--- Goal ---
Please give the listing again in its entirety, exactly as written.

[Stored dataset items]
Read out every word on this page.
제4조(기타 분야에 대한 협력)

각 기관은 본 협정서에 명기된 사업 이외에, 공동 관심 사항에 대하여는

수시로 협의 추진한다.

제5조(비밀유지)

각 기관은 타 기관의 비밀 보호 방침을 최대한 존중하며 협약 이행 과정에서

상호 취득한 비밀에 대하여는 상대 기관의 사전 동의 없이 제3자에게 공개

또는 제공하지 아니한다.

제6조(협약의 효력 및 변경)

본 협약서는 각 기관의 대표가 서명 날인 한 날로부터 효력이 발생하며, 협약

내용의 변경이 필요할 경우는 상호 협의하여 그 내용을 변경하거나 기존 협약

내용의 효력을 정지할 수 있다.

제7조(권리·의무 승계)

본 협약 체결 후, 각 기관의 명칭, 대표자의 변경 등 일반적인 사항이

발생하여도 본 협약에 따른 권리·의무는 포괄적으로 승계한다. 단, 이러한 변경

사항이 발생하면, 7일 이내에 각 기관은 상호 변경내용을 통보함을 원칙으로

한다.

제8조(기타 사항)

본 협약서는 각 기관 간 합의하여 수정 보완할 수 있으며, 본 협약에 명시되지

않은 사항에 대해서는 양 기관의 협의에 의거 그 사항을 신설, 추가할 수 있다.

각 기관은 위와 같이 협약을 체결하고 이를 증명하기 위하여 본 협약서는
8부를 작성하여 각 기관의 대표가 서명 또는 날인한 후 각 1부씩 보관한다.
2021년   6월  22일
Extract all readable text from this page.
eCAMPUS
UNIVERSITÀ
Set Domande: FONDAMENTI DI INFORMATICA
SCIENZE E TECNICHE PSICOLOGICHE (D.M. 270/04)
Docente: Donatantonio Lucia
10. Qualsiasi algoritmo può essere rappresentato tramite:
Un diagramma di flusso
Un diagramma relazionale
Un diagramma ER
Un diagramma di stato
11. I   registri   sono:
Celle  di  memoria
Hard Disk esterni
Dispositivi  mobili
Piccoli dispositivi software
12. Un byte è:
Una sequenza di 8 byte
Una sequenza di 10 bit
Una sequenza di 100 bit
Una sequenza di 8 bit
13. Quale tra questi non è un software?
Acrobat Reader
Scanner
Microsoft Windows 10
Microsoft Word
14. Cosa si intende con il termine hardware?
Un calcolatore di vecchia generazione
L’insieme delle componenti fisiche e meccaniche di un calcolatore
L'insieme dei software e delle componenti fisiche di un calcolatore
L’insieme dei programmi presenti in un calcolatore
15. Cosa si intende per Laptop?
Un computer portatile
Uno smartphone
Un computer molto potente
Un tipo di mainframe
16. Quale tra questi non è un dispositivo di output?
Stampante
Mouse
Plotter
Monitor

--- Result for this exercise ---
Read out every word on this page.
제4조(기타 분야에 대한 협력)

각 기관은 본 협정서에 명기된 사업 이외에, 공동 관심 사항에 대하여는

수시로 협의 추진한다.

제5조(비밀유지)

각 기관은 타 기관의 비밀 보호 방침을 최대한 존중하며 협약 이행 과정에서

상호 취득한 비밀에 대하여는 상대 기관의 사전 동의 없이 제3자에게 공개

또는 제공하지 아니한다.

제6조(협약의 효력 및 변경)

본 협약서는 각 기관의 대표가 서명 날인 한 날로부터 효력이 발생하며, 협약

내용의 변경이 필요할 경우는 상호 협의하여 그 내용을 변경하거나 기존 협약

내용의 효력을 정지할 수 있다.

제7조(권리·의무 승계)

본 협약 체결 후, 각 기관의 명칭, 대표자의 변경 등 일반적인 사항이

발생하여도 본 협약에 따른 권리·의무는 포괄적으로 승계한다. 단, 이러한 변경

사항이 발생하면, 7일 이내에 각 기관은 상호 변경내용을 통보함을 원칙으로

한다.

제8조(기타 사항)

본 협약서는 각 기관 간 합의하여 수정 보완할 수 있으며, 본 협약에 명시되지

않은 사항에 대해서는 양 기관의 협의에 의거 그 사항을 신설, 추가할 수 있다.

각 기관은 위와 같이 협약을 체결하고 이를 증명하기 위하여 본 협약서는
8부를 작성하여 각 기관의 대표가 서명 또는 날인한 후 각 1부씩 보관한다.
2021년   6월  22일
Extract all readable text from this page.
eCAMPUS
UNIVERSITÀ
Set Domande: FONDAMENTI DI INFORMATICA
SCIENZE E TECNICHE PSICOLOGICHE (D.M. 270/04)
Docente: Donatantonio Lucia
10. Qualsiasi algoritmo può essere rappresentato tramite:
Un diagramma di flusso
Un diagramma relazionale
Un diagramma ER
Un diagramma di stato
11. I   registri   sono:
Celle  di  memoria
Hard Disk esterni
Dispositivi  mobili
Piccoli dispositivi software
12. Un byte è:
Una sequenza di 8 byte
Una sequenza di 10 bit
Una sequenza di 100 bit
Una sequenza di 8 bit
13. Quale tra questi non è un software?
Acrobat Reader
Scanner
Microsoft Windows 10
Microsoft Word
14. Cosa si intende con il termine hardware?
Un calcolatore di vecchia generazione
L’insieme delle componenti fisiche e meccaniche di un calcolatore
L'insieme dei software e delle componenti fisiche di un calcolatore
L’insieme dei programmi presenti in un calcolatore
15. Cosa si intende per Laptop?
Un computer portatile
Uno smartphone
Un computer molto potente
Un tipo di mainframe
16. Quale tra questi non è un dispositivo di output?
Stampante
Mouse
Plotter
Monitor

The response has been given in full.